Set task: Using the material that follows, identify and copy each line with the string "screenshot".

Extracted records
◆ ◆ ◆ ◆ ◆
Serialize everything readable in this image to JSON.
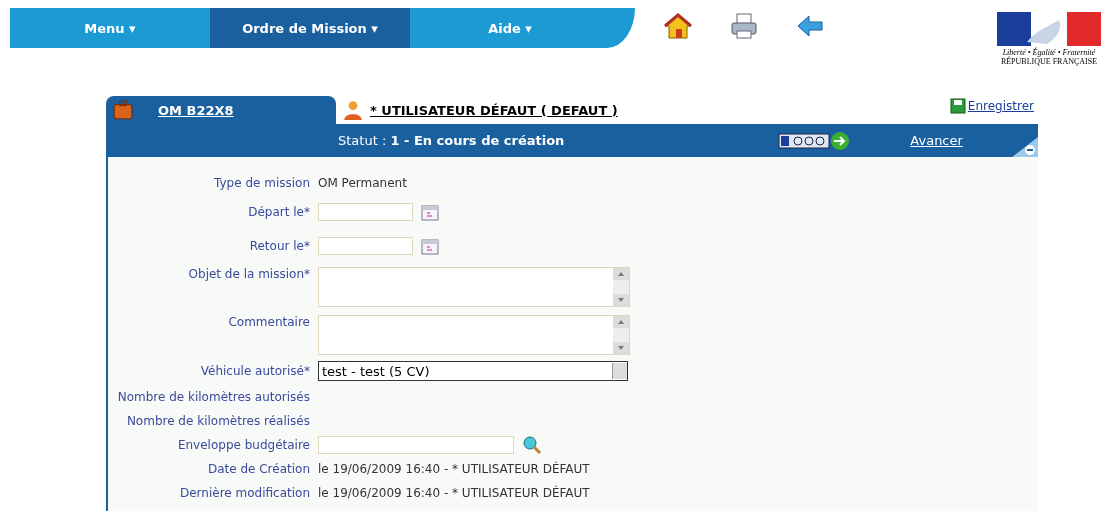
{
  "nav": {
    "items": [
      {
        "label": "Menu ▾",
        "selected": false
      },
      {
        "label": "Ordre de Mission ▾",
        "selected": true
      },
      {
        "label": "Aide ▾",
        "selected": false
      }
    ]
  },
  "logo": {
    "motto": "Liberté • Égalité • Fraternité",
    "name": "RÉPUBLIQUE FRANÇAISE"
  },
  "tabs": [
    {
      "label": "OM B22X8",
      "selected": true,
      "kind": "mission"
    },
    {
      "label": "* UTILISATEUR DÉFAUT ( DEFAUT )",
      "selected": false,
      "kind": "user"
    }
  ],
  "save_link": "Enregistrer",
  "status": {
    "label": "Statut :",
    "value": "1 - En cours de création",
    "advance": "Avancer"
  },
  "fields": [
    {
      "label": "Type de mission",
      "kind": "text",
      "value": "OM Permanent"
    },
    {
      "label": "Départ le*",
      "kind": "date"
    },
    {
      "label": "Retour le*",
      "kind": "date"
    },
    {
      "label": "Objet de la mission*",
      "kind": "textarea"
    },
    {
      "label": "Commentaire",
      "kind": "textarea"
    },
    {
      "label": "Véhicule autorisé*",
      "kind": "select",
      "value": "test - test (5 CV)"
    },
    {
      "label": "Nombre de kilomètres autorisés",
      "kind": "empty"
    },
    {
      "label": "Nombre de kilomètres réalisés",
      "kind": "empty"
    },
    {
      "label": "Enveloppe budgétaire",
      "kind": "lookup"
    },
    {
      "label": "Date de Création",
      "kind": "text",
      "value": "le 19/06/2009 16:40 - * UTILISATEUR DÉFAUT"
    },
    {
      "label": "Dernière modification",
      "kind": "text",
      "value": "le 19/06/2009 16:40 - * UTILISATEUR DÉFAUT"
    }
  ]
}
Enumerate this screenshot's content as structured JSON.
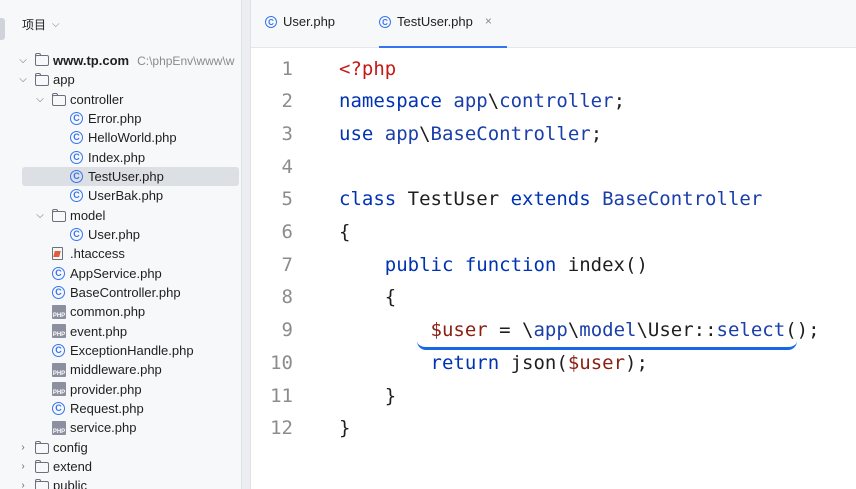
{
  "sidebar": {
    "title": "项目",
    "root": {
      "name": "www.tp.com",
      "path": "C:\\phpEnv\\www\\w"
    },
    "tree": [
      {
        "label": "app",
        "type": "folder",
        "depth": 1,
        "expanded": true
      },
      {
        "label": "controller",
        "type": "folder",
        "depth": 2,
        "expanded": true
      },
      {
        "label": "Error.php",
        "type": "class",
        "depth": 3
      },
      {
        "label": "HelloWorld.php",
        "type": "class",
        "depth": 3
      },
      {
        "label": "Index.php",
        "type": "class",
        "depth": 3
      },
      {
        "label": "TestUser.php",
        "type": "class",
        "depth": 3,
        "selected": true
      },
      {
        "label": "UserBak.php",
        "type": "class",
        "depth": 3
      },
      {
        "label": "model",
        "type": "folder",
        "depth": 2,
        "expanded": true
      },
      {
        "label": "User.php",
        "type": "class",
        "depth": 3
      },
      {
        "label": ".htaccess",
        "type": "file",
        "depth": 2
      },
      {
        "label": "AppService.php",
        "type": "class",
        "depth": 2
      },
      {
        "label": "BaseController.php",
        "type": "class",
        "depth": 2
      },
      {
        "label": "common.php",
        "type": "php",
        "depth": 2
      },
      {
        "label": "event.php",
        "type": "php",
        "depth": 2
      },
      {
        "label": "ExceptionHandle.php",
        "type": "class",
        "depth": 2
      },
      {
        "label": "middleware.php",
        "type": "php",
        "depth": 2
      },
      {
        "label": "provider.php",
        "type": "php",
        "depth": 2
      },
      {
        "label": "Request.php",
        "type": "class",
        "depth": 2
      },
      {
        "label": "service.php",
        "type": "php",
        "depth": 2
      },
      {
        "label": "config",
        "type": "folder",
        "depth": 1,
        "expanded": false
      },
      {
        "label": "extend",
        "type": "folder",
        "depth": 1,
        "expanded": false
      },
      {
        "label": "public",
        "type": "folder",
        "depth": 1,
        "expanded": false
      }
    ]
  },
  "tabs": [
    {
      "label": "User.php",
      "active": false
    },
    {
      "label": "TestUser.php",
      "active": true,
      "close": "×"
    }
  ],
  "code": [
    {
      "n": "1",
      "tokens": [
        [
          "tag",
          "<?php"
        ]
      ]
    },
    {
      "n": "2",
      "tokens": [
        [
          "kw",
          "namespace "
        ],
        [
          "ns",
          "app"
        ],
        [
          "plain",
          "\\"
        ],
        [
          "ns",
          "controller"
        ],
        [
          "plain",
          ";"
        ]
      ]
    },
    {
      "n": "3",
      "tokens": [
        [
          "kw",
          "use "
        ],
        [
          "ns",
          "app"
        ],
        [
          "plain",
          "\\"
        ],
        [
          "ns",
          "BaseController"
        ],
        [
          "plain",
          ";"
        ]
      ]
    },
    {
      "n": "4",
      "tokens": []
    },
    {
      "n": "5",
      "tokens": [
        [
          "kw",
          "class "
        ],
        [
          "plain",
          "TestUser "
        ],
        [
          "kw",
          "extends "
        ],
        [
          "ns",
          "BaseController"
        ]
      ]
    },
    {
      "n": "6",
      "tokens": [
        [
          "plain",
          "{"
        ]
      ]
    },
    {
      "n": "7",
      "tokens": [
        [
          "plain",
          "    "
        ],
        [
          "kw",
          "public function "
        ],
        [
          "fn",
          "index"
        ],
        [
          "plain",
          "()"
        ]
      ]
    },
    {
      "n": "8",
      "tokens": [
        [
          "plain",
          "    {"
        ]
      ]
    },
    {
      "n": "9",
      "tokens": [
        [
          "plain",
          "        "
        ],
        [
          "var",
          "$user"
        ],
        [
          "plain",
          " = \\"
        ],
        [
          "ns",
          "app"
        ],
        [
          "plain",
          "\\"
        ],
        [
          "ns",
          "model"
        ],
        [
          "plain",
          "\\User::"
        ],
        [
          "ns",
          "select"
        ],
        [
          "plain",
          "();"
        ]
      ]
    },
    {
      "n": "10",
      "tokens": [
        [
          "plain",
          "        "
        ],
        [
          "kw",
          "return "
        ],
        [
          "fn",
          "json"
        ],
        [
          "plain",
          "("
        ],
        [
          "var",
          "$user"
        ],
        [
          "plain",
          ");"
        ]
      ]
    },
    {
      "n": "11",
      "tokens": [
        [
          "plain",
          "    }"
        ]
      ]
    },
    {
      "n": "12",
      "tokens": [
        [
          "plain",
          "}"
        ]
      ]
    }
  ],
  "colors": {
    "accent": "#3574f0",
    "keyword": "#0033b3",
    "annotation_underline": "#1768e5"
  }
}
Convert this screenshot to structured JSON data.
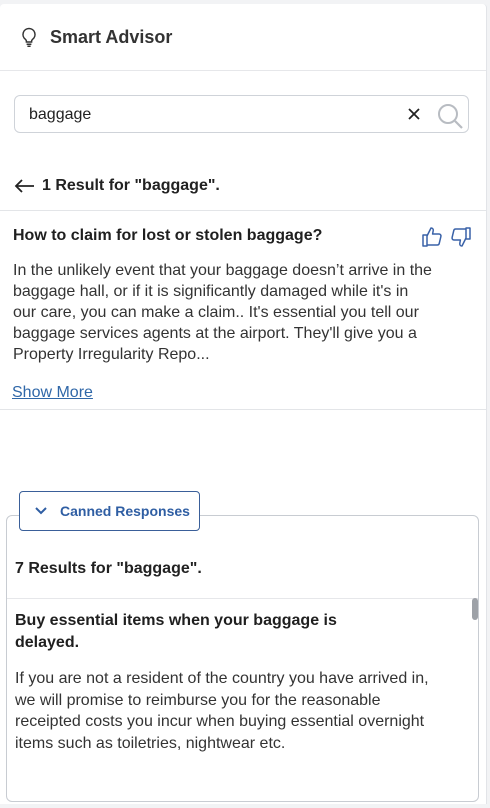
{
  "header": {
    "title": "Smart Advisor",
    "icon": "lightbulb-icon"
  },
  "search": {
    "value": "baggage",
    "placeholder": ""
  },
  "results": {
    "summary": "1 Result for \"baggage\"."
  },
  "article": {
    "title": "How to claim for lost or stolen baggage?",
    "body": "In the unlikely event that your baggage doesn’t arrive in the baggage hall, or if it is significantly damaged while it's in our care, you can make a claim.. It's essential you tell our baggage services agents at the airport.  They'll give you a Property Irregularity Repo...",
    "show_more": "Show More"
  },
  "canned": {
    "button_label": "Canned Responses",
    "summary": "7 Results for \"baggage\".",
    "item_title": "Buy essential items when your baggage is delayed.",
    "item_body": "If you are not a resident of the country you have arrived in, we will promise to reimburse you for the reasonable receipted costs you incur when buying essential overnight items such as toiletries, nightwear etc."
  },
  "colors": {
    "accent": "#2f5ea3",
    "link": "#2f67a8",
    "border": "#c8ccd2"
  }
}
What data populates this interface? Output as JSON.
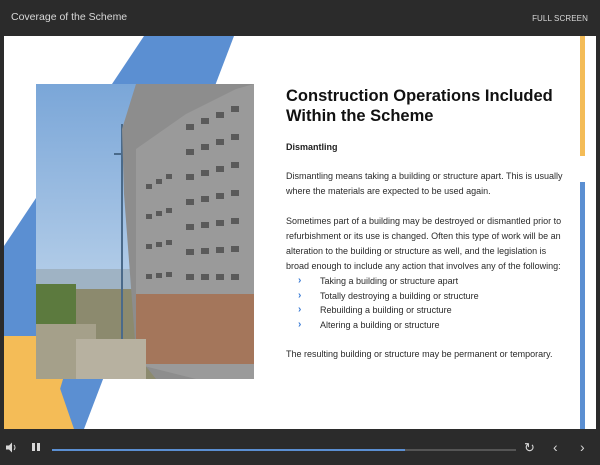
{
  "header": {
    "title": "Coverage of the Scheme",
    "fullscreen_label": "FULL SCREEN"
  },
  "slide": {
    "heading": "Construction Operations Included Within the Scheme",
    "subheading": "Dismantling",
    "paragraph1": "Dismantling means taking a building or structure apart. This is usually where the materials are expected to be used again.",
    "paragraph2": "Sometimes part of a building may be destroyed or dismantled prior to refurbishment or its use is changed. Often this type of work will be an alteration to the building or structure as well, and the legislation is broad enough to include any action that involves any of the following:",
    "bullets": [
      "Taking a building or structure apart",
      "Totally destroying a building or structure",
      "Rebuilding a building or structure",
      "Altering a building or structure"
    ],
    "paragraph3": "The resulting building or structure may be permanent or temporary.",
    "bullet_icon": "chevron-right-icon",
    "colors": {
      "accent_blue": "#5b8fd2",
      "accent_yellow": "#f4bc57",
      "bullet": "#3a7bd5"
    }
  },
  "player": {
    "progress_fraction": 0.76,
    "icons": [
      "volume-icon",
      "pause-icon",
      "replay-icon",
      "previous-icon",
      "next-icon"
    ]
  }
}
◆ ◆ ◆ ◆ ◆
Task answer:
Enumerate this screenshot's content as structured JSON.
Convert this screenshot to structured JSON data.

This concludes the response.